┌─ RECORDS FOR THIS EXERCISE
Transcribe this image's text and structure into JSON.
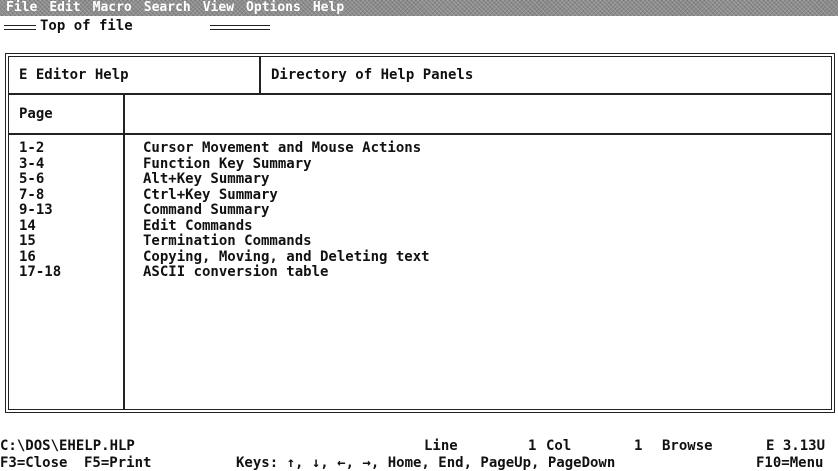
{
  "menu": [
    "File",
    "Edit",
    "Macro",
    "Search",
    "View",
    "Options",
    "Help"
  ],
  "top_of_file": "Top of file",
  "header": {
    "left": "E Editor Help",
    "right": "Directory of Help Panels"
  },
  "column_header": "Page",
  "entries": [
    {
      "page": "1-2",
      "desc": "Cursor Movement and Mouse Actions"
    },
    {
      "page": "3-4",
      "desc": "Function Key Summary"
    },
    {
      "page": "5-6",
      "desc": "Alt+Key Summary"
    },
    {
      "page": "7-8",
      "desc": "Ctrl+Key Summary"
    },
    {
      "page": "9-13",
      "desc": "Command Summary"
    },
    {
      "page": "14",
      "desc": "Edit Commands"
    },
    {
      "page": "15",
      "desc": "Termination Commands"
    },
    {
      "page": "16",
      "desc": "Copying, Moving, and Deleting text"
    },
    {
      "page": "17-18",
      "desc": "ASCII conversion table"
    }
  ],
  "status": {
    "file": "C:\\DOS\\EHELP.HLP",
    "line_label": "Line",
    "line_value": "1",
    "col_label": "Col",
    "col_value": "1",
    "mode": "Browse",
    "version": "E 3.13U"
  },
  "keys": {
    "close": "F3=Close",
    "print": "F5=Print",
    "nav": "Keys: ↑, ↓, ←, →, Home, End, PageUp, PageDown",
    "menu": "F10=Menu"
  }
}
└─
◆ TASK DESCRIPTION
Copy out every line from the records that has the word "Summary".

◆ RESULT OF THE TASK
      "desc": "Function Key Summary"
      "desc": "Alt+Key Summary"
      "desc": "Ctrl+Key Summary"
      "desc": "Command Summary"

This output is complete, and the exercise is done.